STATED EXERCISE → Omit the images. Copy each entry word for word.
····················
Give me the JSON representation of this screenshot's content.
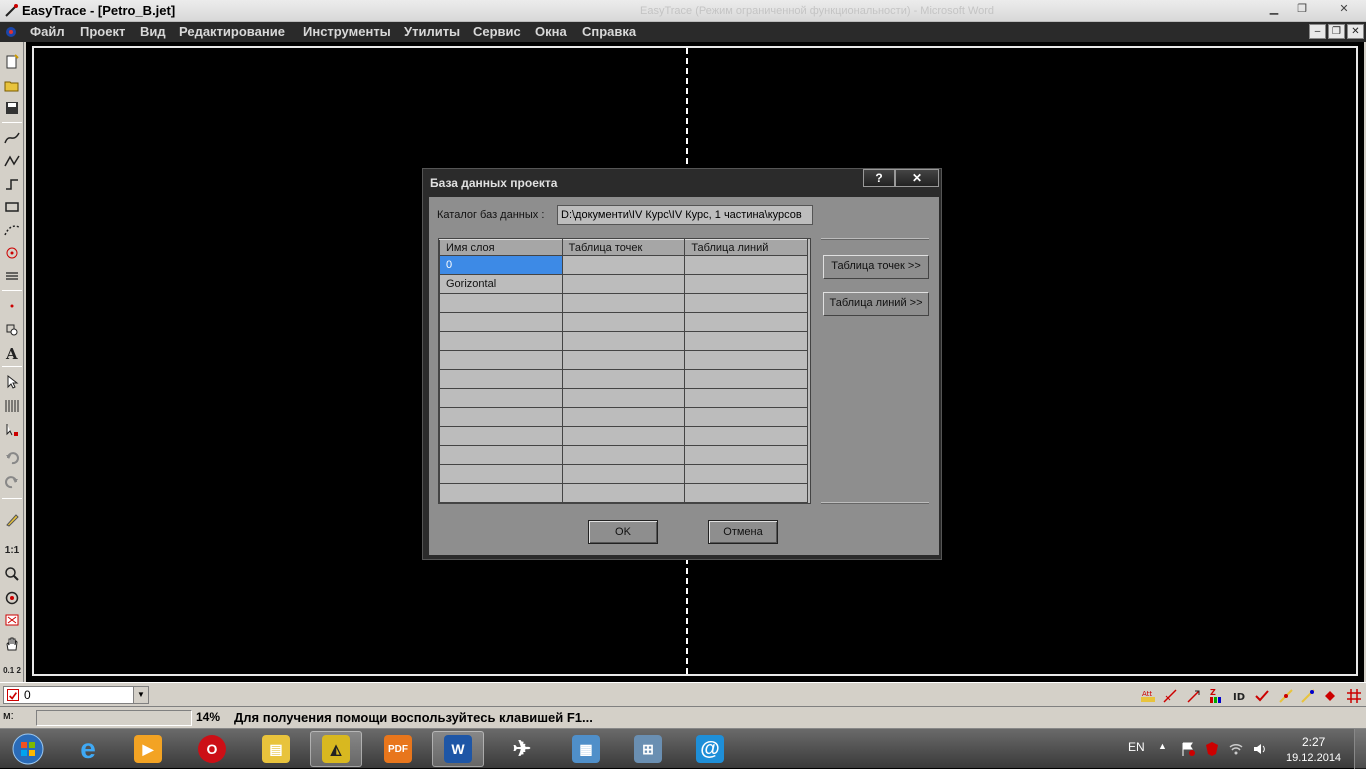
{
  "window": {
    "title": "EasyTrace - [Petro_B.jet]",
    "background_title": "EasyTrace (Режим ограниченной функциональности) - Microsoft Word"
  },
  "menu": [
    "Файл",
    "Проект",
    "Вид",
    "Редактирование",
    "Инструменты",
    "Утилиты",
    "Сервис",
    "Окна",
    "Справка"
  ],
  "toolbar": {
    "scale_label": "1:1",
    "coords_label": "0.1 2"
  },
  "dialog": {
    "title": "База данных проекта",
    "help_label": "?",
    "close_label": "✕",
    "catalog_label": "Каталог баз данных :",
    "catalog_value": "D:\\документи\\IV Курс\\IV Курс, 1 частина\\курсов",
    "columns": [
      "Имя слоя",
      "Таблица точек",
      "Таблица линий"
    ],
    "rows": [
      [
        "0",
        "",
        ""
      ],
      [
        "Gorizontal",
        "",
        ""
      ],
      [
        "",
        "",
        ""
      ],
      [
        "",
        "",
        ""
      ],
      [
        "",
        "",
        ""
      ],
      [
        "",
        "",
        ""
      ],
      [
        "",
        "",
        ""
      ],
      [
        "",
        "",
        ""
      ],
      [
        "",
        "",
        ""
      ],
      [
        "",
        "",
        ""
      ],
      [
        "",
        "",
        ""
      ],
      [
        "",
        "",
        ""
      ],
      [
        "",
        "",
        ""
      ]
    ],
    "points_table_button": "Таблица точек >>",
    "lines_table_button": "Таблица линий >>",
    "ok_button": "OK",
    "cancel_button": "Отмена"
  },
  "layerbar": {
    "current_layer": "0"
  },
  "statusbar": {
    "mode_label": "м:",
    "zoom": "14%",
    "help_text": "Для получения помощи воспользуйтесь клавишей F1..."
  },
  "taskbar": {
    "language": "EN",
    "time": "2:27",
    "date": "19.12.2014",
    "apps": [
      "start-orb",
      "internet-explorer",
      "media-player",
      "opera",
      "file-explorer",
      "easytrace",
      "pdf-reader",
      "microsoft-word",
      "paper-plane",
      "image-viewer",
      "network-app",
      "mail-app"
    ]
  },
  "colors": {
    "canvas": "#000000",
    "dialog_body": "#8e8e8e",
    "selection": "#3d8ae6",
    "menu_bar": "#2a2a2a"
  }
}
····················
THE REPLY →
Give me the JSON representation of this screenshot's content.
{
  "window": {
    "title": "EasyTrace - [Petro_B.jet]",
    "background_title": "EasyTrace (Режим ограниченной функциональности) - Microsoft Word"
  },
  "menu": [
    "Файл",
    "Проект",
    "Вид",
    "Редактирование",
    "Инструменты",
    "Утилиты",
    "Сервис",
    "Окна",
    "Справка"
  ],
  "toolbar": {
    "scale_label": "1:1",
    "coords_label": "0.1 2"
  },
  "dialog": {
    "title": "База данных проекта",
    "help_label": "?",
    "close_label": "✕",
    "catalog_label": "Каталог баз данных :",
    "catalog_value": "D:\\документи\\IV Курс\\IV Курс, 1 частина\\курсов",
    "columns": [
      "Имя слоя",
      "Таблица точек",
      "Таблица линий"
    ],
    "rows": [
      [
        "0",
        "",
        ""
      ],
      [
        "Gorizontal",
        "",
        ""
      ],
      [
        "",
        "",
        ""
      ],
      [
        "",
        "",
        ""
      ],
      [
        "",
        "",
        ""
      ],
      [
        "",
        "",
        ""
      ],
      [
        "",
        "",
        ""
      ],
      [
        "",
        "",
        ""
      ],
      [
        "",
        "",
        ""
      ],
      [
        "",
        "",
        ""
      ],
      [
        "",
        "",
        ""
      ],
      [
        "",
        "",
        ""
      ],
      [
        "",
        "",
        ""
      ]
    ],
    "points_table_button": "Таблица точек >>",
    "lines_table_button": "Таблица линий >>",
    "ok_button": "OK",
    "cancel_button": "Отмена"
  },
  "layerbar": {
    "current_layer": "0"
  },
  "statusbar": {
    "mode_label": "м:",
    "zoom": "14%",
    "help_text": "Для получения помощи воспользуйтесь клавишей F1..."
  },
  "taskbar": {
    "language": "EN",
    "time": "2:27",
    "date": "19.12.2014",
    "apps": [
      "start-orb",
      "internet-explorer",
      "media-player",
      "opera",
      "file-explorer",
      "easytrace",
      "pdf-reader",
      "microsoft-word",
      "paper-plane",
      "image-viewer",
      "network-app",
      "mail-app"
    ]
  },
  "colors": {
    "canvas": "#000000",
    "dialog_body": "#8e8e8e",
    "selection": "#3d8ae6",
    "menu_bar": "#2a2a2a"
  }
}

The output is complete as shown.